### Request
Verbatim output of all the material below is required.

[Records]
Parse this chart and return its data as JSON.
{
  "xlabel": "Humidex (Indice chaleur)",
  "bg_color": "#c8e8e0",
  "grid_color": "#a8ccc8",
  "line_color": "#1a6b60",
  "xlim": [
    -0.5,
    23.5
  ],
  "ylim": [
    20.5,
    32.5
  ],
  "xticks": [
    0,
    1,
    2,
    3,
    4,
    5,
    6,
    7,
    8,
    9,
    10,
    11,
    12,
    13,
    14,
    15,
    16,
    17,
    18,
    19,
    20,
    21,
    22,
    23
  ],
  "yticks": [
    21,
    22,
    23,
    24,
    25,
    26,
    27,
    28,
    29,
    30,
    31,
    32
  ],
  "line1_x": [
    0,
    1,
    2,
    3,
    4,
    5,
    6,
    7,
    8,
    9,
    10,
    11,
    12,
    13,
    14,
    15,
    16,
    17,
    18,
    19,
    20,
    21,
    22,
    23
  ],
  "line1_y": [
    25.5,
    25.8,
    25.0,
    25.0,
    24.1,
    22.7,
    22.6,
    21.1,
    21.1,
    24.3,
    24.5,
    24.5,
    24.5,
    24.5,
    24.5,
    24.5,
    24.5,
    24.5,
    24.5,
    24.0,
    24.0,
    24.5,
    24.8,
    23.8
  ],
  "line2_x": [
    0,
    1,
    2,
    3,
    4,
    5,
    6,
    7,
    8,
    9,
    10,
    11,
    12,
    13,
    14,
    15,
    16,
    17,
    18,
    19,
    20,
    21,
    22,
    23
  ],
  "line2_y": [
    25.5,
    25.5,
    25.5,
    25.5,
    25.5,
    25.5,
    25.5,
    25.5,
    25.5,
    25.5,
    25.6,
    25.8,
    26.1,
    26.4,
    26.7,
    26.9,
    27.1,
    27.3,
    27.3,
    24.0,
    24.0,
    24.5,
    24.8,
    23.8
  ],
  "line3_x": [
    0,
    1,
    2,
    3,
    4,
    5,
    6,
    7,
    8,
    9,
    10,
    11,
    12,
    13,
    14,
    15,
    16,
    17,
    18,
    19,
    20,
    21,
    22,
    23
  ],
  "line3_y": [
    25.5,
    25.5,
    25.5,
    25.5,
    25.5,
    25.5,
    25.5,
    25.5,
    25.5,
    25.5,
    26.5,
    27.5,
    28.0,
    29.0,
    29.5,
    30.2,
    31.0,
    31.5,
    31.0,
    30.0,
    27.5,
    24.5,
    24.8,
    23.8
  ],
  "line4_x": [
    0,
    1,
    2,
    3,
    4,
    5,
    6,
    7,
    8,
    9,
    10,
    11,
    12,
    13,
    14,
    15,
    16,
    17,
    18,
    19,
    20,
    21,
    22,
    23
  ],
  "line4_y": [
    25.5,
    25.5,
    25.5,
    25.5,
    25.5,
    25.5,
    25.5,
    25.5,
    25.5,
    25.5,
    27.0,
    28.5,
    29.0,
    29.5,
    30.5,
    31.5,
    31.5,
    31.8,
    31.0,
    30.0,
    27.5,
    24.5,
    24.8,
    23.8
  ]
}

### Correct output
Parse this chart and return its data as JSON.
{
  "xlabel": "Humidex (Indice chaleur)",
  "bg_color": "#c8e8e0",
  "grid_color": "#a8ccc8",
  "line_color": "#1a6b60",
  "xlim": [
    -0.5,
    23.5
  ],
  "ylim": [
    20.5,
    32.5
  ],
  "xticks": [
    0,
    1,
    2,
    3,
    4,
    5,
    6,
    7,
    8,
    9,
    10,
    11,
    12,
    13,
    14,
    15,
    16,
    17,
    18,
    19,
    20,
    21,
    22,
    23
  ],
  "yticks": [
    21,
    22,
    23,
    24,
    25,
    26,
    27,
    28,
    29,
    30,
    31,
    32
  ],
  "line1_x": [
    0,
    1,
    2,
    3,
    4,
    5,
    6,
    7,
    8,
    9,
    10,
    11,
    12,
    13,
    14,
    15,
    16,
    17,
    18,
    19,
    20,
    21,
    22,
    23
  ],
  "line1_y": [
    25.5,
    25.8,
    25.0,
    25.0,
    24.1,
    22.7,
    22.6,
    21.1,
    21.1,
    24.3,
    24.5,
    24.5,
    24.5,
    24.5,
    24.5,
    24.5,
    24.5,
    24.5,
    24.5,
    24.0,
    24.0,
    24.5,
    24.8,
    23.8
  ],
  "line2_x": [
    0,
    1,
    2,
    3,
    4,
    5,
    6,
    7,
    8,
    9,
    10,
    11,
    12,
    13,
    14,
    15,
    16,
    17,
    18,
    19,
    20,
    21,
    22,
    23
  ],
  "line2_y": [
    25.5,
    25.5,
    25.5,
    25.5,
    25.5,
    25.5,
    25.5,
    25.5,
    25.5,
    25.5,
    25.6,
    25.8,
    26.1,
    26.4,
    26.7,
    26.9,
    27.1,
    27.3,
    27.3,
    24.0,
    24.0,
    24.5,
    24.8,
    23.8
  ],
  "line3_x": [
    0,
    1,
    2,
    3,
    4,
    5,
    6,
    7,
    8,
    9,
    10,
    11,
    12,
    13,
    14,
    15,
    16,
    17,
    18,
    19,
    20,
    21,
    22,
    23
  ],
  "line3_y": [
    25.5,
    25.5,
    25.5,
    25.5,
    25.5,
    25.5,
    25.5,
    25.5,
    25.5,
    25.5,
    26.5,
    27.5,
    28.0,
    29.0,
    29.5,
    30.2,
    31.0,
    31.5,
    31.0,
    30.0,
    27.5,
    24.5,
    24.8,
    23.8
  ],
  "line4_x": [
    0,
    1,
    2,
    3,
    4,
    5,
    6,
    7,
    8,
    9,
    10,
    11,
    12,
    13,
    14,
    15,
    16,
    17,
    18,
    19,
    20,
    21,
    22,
    23
  ],
  "line4_y": [
    25.5,
    25.5,
    25.5,
    25.5,
    25.5,
    25.5,
    25.5,
    25.5,
    25.5,
    25.5,
    27.0,
    28.5,
    29.0,
    29.5,
    30.5,
    31.5,
    31.5,
    31.8,
    31.0,
    30.0,
    27.5,
    24.5,
    24.8,
    23.8
  ]
}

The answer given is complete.